Return exactly the span of lines that opens with the line containing "Extract all readable text from this page." and closes with the last line of the data, inclusive.

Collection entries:
□ □ □ □ □ □ □
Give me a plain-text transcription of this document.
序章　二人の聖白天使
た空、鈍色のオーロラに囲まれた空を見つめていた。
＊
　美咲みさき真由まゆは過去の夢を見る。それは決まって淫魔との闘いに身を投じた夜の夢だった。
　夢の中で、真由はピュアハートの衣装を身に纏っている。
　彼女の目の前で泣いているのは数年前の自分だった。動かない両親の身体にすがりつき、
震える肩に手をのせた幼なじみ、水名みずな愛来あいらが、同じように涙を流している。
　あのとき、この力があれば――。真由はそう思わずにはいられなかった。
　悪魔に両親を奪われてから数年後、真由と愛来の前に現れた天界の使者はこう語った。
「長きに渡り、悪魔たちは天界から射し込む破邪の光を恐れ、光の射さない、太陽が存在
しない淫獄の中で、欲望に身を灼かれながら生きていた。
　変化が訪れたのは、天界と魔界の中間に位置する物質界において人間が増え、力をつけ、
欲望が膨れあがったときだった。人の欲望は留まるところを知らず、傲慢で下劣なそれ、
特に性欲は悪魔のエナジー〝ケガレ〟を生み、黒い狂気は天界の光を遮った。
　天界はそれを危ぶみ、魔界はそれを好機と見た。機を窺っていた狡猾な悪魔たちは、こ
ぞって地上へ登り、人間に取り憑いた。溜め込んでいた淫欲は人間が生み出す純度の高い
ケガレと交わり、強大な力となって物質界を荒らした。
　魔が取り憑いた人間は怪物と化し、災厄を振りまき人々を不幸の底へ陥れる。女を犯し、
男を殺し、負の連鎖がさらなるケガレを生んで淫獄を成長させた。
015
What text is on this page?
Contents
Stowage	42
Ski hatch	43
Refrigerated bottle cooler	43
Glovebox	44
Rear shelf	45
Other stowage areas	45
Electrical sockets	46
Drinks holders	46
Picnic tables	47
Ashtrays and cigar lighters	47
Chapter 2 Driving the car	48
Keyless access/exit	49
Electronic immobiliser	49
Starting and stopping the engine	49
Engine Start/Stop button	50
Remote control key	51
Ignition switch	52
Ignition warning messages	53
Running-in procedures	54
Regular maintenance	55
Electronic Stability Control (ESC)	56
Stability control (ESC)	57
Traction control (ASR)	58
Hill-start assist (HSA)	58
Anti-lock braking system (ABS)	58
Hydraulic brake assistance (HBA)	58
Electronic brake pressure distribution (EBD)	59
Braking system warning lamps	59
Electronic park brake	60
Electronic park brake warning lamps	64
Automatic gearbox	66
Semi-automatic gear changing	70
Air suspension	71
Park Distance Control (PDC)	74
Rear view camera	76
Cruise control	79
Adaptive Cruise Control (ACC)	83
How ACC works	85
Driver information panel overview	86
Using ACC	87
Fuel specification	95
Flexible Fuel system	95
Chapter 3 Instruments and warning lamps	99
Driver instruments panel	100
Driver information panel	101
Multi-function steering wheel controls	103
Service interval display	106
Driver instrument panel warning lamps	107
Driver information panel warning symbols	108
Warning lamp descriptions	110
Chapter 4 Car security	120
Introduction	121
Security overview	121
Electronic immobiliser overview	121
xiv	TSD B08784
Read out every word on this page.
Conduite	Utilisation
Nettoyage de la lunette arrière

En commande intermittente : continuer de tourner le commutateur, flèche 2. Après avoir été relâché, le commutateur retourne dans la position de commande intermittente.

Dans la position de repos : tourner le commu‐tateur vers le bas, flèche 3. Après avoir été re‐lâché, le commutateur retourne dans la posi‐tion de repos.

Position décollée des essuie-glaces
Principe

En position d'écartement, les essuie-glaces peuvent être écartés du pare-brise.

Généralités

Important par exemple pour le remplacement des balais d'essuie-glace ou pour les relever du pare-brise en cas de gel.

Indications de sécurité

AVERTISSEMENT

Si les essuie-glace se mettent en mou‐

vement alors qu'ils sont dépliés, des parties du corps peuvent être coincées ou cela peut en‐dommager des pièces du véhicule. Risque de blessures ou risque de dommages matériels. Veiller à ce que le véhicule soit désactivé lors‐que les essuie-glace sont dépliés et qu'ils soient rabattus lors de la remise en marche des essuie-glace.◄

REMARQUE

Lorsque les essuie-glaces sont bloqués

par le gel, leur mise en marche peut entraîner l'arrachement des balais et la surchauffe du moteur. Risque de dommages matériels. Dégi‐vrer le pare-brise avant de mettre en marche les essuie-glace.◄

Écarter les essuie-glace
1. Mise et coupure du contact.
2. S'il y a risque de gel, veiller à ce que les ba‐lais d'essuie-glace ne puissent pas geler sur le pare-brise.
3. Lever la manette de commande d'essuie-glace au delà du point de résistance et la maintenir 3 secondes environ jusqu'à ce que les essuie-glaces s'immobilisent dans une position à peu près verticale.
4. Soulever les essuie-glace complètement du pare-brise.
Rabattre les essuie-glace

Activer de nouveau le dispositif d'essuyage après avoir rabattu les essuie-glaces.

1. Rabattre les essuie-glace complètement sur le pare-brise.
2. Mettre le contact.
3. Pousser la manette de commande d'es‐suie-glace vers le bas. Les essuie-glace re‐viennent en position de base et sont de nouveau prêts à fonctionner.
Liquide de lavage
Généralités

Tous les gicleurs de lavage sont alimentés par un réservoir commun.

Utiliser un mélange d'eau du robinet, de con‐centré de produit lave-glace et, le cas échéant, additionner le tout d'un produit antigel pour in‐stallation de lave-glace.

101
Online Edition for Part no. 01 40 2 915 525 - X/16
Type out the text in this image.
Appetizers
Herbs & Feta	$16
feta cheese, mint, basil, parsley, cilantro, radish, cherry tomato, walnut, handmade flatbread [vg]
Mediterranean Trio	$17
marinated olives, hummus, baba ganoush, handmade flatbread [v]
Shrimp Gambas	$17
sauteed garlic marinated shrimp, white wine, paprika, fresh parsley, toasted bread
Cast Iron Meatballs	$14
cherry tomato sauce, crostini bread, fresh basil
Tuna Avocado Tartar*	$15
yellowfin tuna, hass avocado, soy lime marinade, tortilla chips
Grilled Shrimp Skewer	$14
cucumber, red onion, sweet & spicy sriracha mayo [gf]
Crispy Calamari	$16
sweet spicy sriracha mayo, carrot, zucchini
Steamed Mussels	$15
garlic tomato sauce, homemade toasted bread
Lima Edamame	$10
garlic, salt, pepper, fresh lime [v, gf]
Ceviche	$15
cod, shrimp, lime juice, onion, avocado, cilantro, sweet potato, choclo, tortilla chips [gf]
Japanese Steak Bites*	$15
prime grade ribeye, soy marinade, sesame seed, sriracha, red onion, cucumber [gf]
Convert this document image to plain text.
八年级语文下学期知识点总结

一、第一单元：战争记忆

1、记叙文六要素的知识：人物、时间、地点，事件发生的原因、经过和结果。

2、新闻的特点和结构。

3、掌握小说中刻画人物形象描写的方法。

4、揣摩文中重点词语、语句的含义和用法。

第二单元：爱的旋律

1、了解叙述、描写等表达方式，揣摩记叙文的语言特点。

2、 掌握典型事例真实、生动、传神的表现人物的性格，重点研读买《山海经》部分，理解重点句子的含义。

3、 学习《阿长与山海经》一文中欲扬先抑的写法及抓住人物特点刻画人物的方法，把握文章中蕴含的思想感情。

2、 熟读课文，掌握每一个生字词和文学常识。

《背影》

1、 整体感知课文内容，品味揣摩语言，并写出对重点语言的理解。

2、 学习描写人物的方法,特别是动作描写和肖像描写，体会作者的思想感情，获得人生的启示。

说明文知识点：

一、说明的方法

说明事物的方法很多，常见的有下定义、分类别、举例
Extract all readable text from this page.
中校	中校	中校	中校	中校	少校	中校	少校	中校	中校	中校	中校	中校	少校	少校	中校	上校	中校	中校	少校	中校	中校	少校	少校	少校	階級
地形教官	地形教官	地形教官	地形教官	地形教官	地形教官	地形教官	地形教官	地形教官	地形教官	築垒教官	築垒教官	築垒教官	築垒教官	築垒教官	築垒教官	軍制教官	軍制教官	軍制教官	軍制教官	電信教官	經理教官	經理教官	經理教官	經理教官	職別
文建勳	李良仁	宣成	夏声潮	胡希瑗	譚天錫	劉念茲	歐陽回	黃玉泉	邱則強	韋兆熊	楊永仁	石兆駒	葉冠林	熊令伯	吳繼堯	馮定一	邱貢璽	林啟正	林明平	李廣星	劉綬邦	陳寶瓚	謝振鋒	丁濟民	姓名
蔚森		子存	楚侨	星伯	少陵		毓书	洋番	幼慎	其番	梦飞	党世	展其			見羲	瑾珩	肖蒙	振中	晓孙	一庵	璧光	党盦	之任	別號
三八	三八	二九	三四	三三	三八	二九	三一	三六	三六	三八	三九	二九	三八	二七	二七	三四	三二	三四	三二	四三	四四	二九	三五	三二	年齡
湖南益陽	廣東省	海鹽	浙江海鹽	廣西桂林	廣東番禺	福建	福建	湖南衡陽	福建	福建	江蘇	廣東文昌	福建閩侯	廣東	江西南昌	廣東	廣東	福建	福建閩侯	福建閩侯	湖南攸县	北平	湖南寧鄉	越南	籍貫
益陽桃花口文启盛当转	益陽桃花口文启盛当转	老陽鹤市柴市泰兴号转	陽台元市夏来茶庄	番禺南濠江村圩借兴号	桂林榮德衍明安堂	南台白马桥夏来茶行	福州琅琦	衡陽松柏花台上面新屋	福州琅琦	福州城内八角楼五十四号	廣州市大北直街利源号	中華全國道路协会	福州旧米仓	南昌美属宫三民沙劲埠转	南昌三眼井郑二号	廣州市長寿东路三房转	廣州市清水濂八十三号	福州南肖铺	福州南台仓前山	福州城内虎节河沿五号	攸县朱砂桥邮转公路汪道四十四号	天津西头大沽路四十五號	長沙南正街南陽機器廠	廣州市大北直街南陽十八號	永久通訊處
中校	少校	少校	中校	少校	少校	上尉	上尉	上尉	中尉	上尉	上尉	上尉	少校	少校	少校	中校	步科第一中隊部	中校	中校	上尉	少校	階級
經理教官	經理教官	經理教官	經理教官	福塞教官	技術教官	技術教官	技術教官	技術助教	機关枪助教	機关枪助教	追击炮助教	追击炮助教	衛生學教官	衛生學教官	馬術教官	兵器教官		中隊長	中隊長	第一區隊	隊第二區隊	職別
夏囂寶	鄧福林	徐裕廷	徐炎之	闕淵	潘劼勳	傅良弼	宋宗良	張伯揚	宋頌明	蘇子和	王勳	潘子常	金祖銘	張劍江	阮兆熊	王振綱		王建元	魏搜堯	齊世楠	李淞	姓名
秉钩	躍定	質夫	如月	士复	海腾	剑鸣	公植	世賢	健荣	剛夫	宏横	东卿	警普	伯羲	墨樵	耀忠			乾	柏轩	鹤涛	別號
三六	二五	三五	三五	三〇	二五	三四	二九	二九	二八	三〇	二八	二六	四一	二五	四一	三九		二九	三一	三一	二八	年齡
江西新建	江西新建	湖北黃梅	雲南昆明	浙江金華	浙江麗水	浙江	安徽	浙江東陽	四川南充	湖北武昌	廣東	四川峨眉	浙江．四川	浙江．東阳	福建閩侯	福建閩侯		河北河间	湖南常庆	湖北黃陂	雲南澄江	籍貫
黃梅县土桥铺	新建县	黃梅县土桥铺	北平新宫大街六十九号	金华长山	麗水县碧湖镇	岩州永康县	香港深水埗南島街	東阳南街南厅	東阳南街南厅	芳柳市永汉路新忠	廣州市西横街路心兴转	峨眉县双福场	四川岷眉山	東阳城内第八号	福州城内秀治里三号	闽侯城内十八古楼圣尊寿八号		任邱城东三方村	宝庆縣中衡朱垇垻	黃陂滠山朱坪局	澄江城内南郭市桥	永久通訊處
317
□ □ □ □ □ □ □
## Written answer
Extract all readable text from this page.
中校	中校	中校	中校	中校	少校	中校	少校	中校	中校	中校	中校	中校	少校	少校	中校	上校	中校	中校	少校	中校	中校	少校	少校	少校	階級
地形教官	地形教官	地形教官	地形教官	地形教官	地形教官	地形教官	地形教官	地形教官	地形教官	築垒教官	築垒教官	築垒教官	築垒教官	築垒教官	築垒教官	軍制教官	軍制教官	軍制教官	軍制教官	電信教官	經理教官	經理教官	經理教官	經理教官	職別
文建勳	李良仁	宣成	夏声潮	胡希瑗	譚天錫	劉念茲	歐陽回	黃玉泉	邱則強	韋兆熊	楊永仁	石兆駒	葉冠林	熊令伯	吳繼堯	馮定一	邱貢璽	林啟正	林明平	李廣星	劉綬邦	陳寶瓚	謝振鋒	丁濟民	姓名
蔚森		子存	楚侨	星伯	少陵		毓书	洋番	幼慎	其番	梦飞	党世	展其			見羲	瑾珩	肖蒙	振中	晓孙	一庵	璧光	党盦	之任	別號
三八	三八	二九	三四	三三	三八	二九	三一	三六	三六	三八	三九	二九	三八	二七	二七	三四	三二	三四	三二	四三	四四	二九	三五	三二	年齡
湖南益陽	廣東省	海鹽	浙江海鹽	廣西桂林	廣東番禺	福建	福建	湖南衡陽	福建	福建	江蘇	廣東文昌	福建閩侯	廣東	江西南昌	廣東	廣東	福建	福建閩侯	福建閩侯	湖南攸县	北平	湖南寧鄉	越南	籍貫
益陽桃花口文启盛当转	益陽桃花口文启盛当转	老陽鹤市柴市泰兴号转	陽台元市夏来茶庄	番禺南濠江村圩借兴号	桂林榮德衍明安堂	南台白马桥夏来茶行	福州琅琦	衡陽松柏花台上面新屋	福州琅琦	福州城内八角楼五十四号	廣州市大北直街利源号	中華全國道路协会	福州旧米仓	南昌美属宫三民沙劲埠转	南昌三眼井郑二号	廣州市長寿东路三房转	廣州市清水濂八十三号	福州南肖铺	福州南台仓前山	福州城内虎节河沿五号	攸县朱砂桥邮转公路汪道四十四号	天津西头大沽路四十五號	長沙南正街南陽機器廠	廣州市大北直街南陽十八號	永久通訊處
中校	少校	少校	中校	少校	少校	上尉	上尉	上尉	中尉	上尉	上尉	上尉	少校	少校	少校	中校	步科第一中隊部	中校	中校	上尉	少校	階級
經理教官	經理教官	經理教官	經理教官	福塞教官	技術教官	技術教官	技術教官	技術助教	機关枪助教	機关枪助教	追击炮助教	追击炮助教	衛生學教官	衛生學教官	馬術教官	兵器教官		中隊長	中隊長	第一區隊	隊第二區隊	職別
夏囂寶	鄧福林	徐裕廷	徐炎之	闕淵	潘劼勳	傅良弼	宋宗良	張伯揚	宋頌明	蘇子和	王勳	潘子常	金祖銘	張劍江	阮兆熊	王振綱		王建元	魏搜堯	齊世楠	李淞	姓名
秉钩	躍定	質夫	如月	士复	海腾	剑鸣	公植	世賢	健荣	剛夫	宏横	东卿	警普	伯羲	墨樵	耀忠			乾	柏轩	鹤涛	別號
三六	二五	三五	三五	三〇	二五	三四	二九	二九	二八	三〇	二八	二六	四一	二五	四一	三九		二九	三一	三一	二八	年齡
江西新建	江西新建	湖北黃梅	雲南昆明	浙江金華	浙江麗水	浙江	安徽	浙江東陽	四川南充	湖北武昌	廣東	四川峨眉	浙江．四川	浙江．東阳	福建閩侯	福建閩侯		河北河间	湖南常庆	湖北黃陂	雲南澄江	籍貫
黃梅县土桥铺	新建县	黃梅县土桥铺	北平新宫大街六十九号	金华长山	麗水县碧湖镇	岩州永康县	香港深水埗南島街	東阳南街南厅	東阳南街南厅	芳柳市永汉路新忠	廣州市西横街路心兴转	峨眉县双福场	四川岷眉山	東阳城内第八号	福州城内秀治里三号	闽侯城内十八古楼圣尊寿八号		任邱城东三方村	宝庆縣中衡朱垇垻	黃陂滠山朱坪局	澄江城内南郭市桥	永久通訊處
317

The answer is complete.